» Stated exercise
Lines containing the string "проекте" are to be collected in full.
* start Records shown *
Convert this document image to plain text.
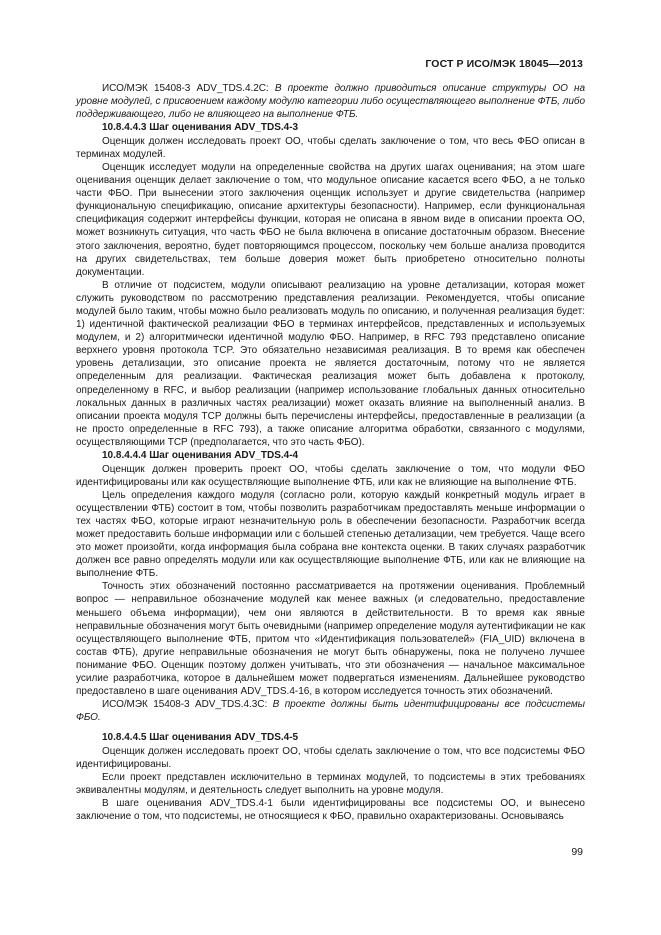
ГОСТ Р ИСО/МЭК 18045—2013

ИСО/МЭК 15408-3 ADV_TDS.4.2С: В проекте должно приводиться описание структуры ОО на уровне модулей, с присвоением каждому модулю категории либо осуществляющего выполнение ФТБ, либо поддерживающего, либо не влияющего на выполнение ФТБ.

10.8.4.4.3 Шаг оценивания ADV_TDS.4-3

Оценщик должен исследовать проект ОО, чтобы сделать заключение о том, что весь ФБО описан в терминах модулей.

Оценщик исследует модули на определенные свойства на других шагах оценивания; на этом шаге оценивания оценщик делает заключение о том, что модульное описание касается всего ФБО, а не только части ФБО. При вынесении этого заключения оценщик использует и другие свидетельства (например функциональную спецификацию, описание архитектуры безопасности). Например, если функциональная спецификация содержит интерфейсы функции, которая не описана в явном виде в описании проекта ОО, может возникнуть ситуация, что часть ФБО не была включена в описание достаточным образом. Внесение этого заключения, вероятно, будет повторяющимся процессом, поскольку чем больше анализа проводится на других свидетельствах, тем больше доверия может быть приобретено относительно полноты документации.

В отличие от подсистем, модули описывают реализацию на уровне детализации, которая может служить руководством по рассмотрению представления реализации. Рекомендуется, чтобы описание модулей было таким, чтобы можно было реализовать модуль по описанию, и полученная реализация будет: 1) идентичной фактической реализации ФБО в терминах интерфейсов, представленных и используемых модулем, и 2) алгоритмически идентичной модулю ФБО. Например, в RFC 793 представлено описание верхнего уровня протокола TCP. Это обязательно независимая реализация. В то время как обеспечен уровень детализации, это описание проекта не является достаточным, потому что не является определенным для реализации. Фактическая реализация может быть добавлена к протоколу, определенному в RFC, и выбор реализации (например использование глобальных данных относительно локальных данных в различных частях реализации) может оказать влияние на выполненный анализ. В описании проекта модуля TCP должны быть перечислены интерфейсы, предоставленные в реализации (а не просто определенные в RFC 793), а также описание алгоритма обработки, связанного с модулями, осуществляющими TCP (предполагается, что это часть ФБО).

10.8.4.4.4 Шаг оценивания ADV_TDS.4-4

Оценщик должен проверить проект ОО, чтобы сделать заключение о том, что модули ФБО идентифицированы или как осуществляющие выполнение ФТБ, или как не влияющие на выполнение ФТБ.

Цель определения каждого модуля (согласно роли, которую каждый конкретный модуль играет в осуществлении ФТБ) состоит в том, чтобы позволить разработчикам предоставлять меньше информации о тех частях ФБО, которые играют незначительную роль в обеспечении безопасности. Разработчик всегда может предоставить больше информации или с большей степенью детализации, чем требуется. Чаще всего это может произойти, когда информация была собрана вне контекста оценки. В таких случаях разработчик должен все равно определять модули или как осуществляющие выполнение ФТБ, или как не влияющие на выполнение ФТБ.

Точность этих обозначений постоянно рассматривается на протяжении оценивания. Проблемный вопрос — неправильное обозначение модулей как менее важных (и следовательно, предоставление меньшего объема информации), чем они являются в действительности. В то время как явные неправильные обозначения могут быть очевидными (например определение модуля аутентификации не как осуществляющего выполнение ФТБ, притом что «Идентификация пользователей» (FIA_UID) включена в состав ФТБ), другие неправильные обозначения не могут быть обнаружены, пока не получено лучшее понимание ФБО. Оценщик поэтому должен учитывать, что эти обозначения — начальное максимальное усилие разработчика, которое в дальнейшем может подвергаться изменениям. Дальнейшее руководство предоставлено в шаге оценивания ADV_TDS.4-16, в котором исследуется точность этих обозначений.

ИСО/МЭК 15408-3 ADV_TDS.4.3С: В проекте должны быть идентифицированы все подсистемы ФБО.

10.8.4.4.5 Шаг оценивания ADV_TDS.4-5

Оценщик должен исследовать проект ОО, чтобы сделать заключение о том, что все подсистемы ФБО идентифицированы.

Если проект представлен исключительно в терминах модулей, то подсистемы в этих требованиях эквивалентны модулям, и деятельность следует выполнить на уровне модуля.

В шаге оценивания ADV_TDS.4-1 были идентифицированы все подсистемы ОО, и вынесено заключение о том, что подсистемы, не относящиеся к ФБО, правильно охарактеризованы. Основываясь

99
* end Records shown *
» Task response
ИСО/МЭК 15408-3 ADV_TDS.4.2С: В проекте должно приводиться описание структуры ОО на уровне модулей, с присвоением каждому модулю категории либо осуществляющего выполнение ФТБ, либо поддерживающего, либо не влияющего на выполнение ФТБ.
ИСО/МЭК 15408-3 ADV_TDS.4.3С: В проекте должны быть идентифицированы все подсистемы ФБО.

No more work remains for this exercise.